### OBJECTIVE
Copy the rows below word for word, without the picture.

### RECORD EXTRACTS
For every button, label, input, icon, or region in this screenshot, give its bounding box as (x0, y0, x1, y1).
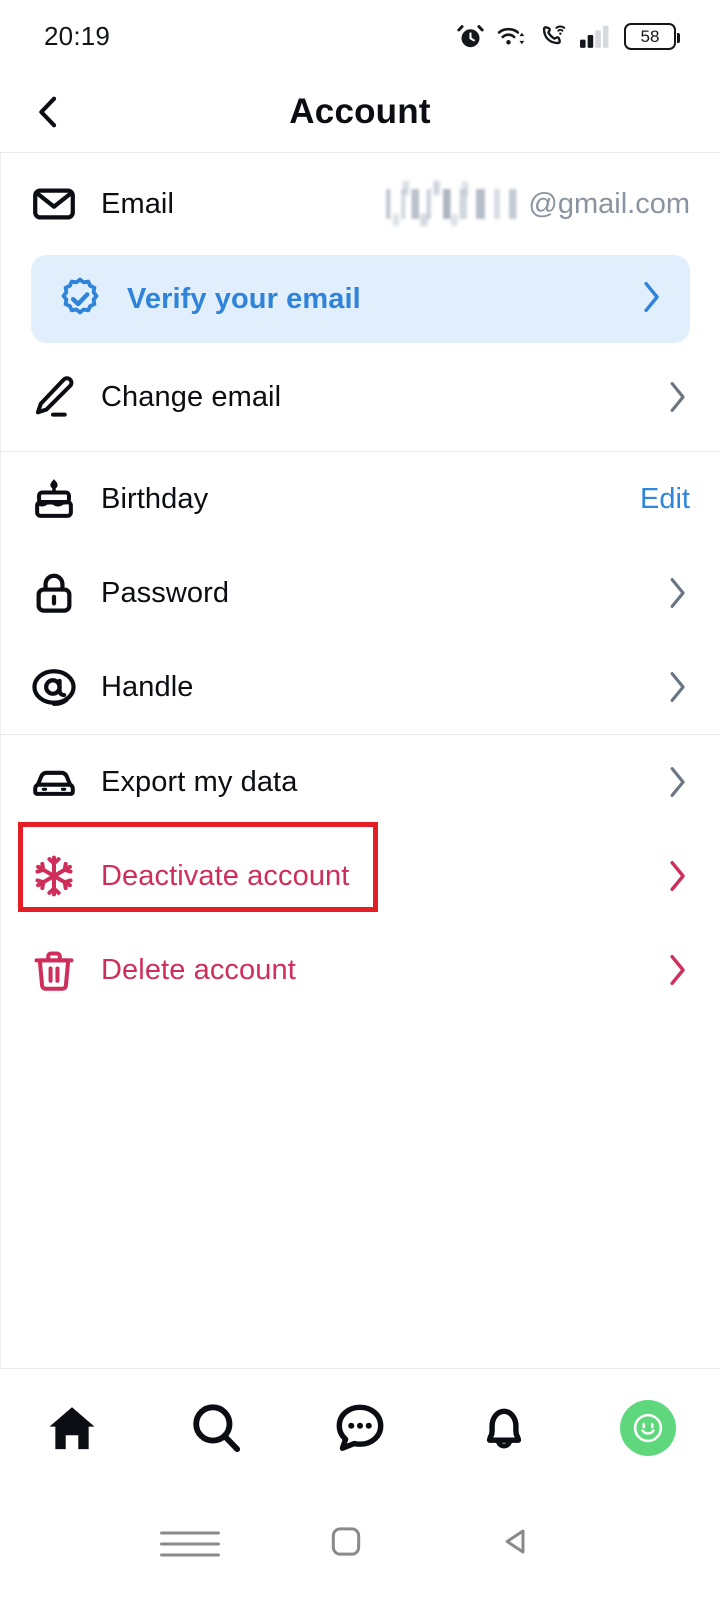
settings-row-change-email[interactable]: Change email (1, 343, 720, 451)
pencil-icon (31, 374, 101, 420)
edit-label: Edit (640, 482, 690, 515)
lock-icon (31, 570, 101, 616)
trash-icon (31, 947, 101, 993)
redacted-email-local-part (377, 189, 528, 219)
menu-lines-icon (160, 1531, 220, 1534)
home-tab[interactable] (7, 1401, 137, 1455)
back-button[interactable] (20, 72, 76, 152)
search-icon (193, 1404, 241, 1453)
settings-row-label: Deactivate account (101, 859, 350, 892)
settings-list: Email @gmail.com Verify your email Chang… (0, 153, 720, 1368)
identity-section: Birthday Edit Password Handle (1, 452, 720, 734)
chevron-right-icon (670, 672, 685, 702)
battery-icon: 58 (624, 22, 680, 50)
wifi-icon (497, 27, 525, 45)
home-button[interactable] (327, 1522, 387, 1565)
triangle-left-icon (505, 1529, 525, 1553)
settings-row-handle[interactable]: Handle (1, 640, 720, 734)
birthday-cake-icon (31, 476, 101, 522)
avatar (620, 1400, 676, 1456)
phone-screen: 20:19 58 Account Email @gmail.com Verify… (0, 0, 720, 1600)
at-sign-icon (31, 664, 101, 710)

### PROBLEM SOLUTION
For every button, label, input, icon, or region in this screenshot, give its bounding box as (x0, y0, x1, y1).
settings-row-change-email[interactable]: Change email (1, 343, 720, 451)
pencil-icon (31, 374, 101, 420)
edit-label: Edit (640, 482, 690, 515)
lock-icon (31, 570, 101, 616)
trash-icon (31, 947, 101, 993)
redacted-email-local-part (377, 189, 528, 219)
menu-lines-icon (160, 1531, 220, 1534)
home-tab[interactable] (7, 1401, 137, 1455)
back-button[interactable] (20, 72, 76, 152)
search-icon (193, 1404, 241, 1453)
settings-row-label: Deactivate account (101, 859, 350, 892)
settings-list: Email @gmail.com Verify your email Chang… (0, 153, 720, 1368)
identity-section: Birthday Edit Password Handle (1, 452, 720, 734)
chevron-right-icon (670, 672, 685, 702)
battery-icon: 58 (624, 22, 680, 50)
wifi-icon (497, 27, 525, 45)
home-button[interactable] (327, 1522, 387, 1565)
triangle-left-icon (505, 1529, 525, 1553)
settings-row-handle[interactable]: Handle (1, 640, 720, 734)
birthday-cake-icon (31, 476, 101, 522)
avatar (620, 1400, 676, 1456)
phone-screen: 20:19 58 Account Email @gmail.com Verify… (0, 0, 720, 1600)
at-sign-icon (31, 664, 101, 710)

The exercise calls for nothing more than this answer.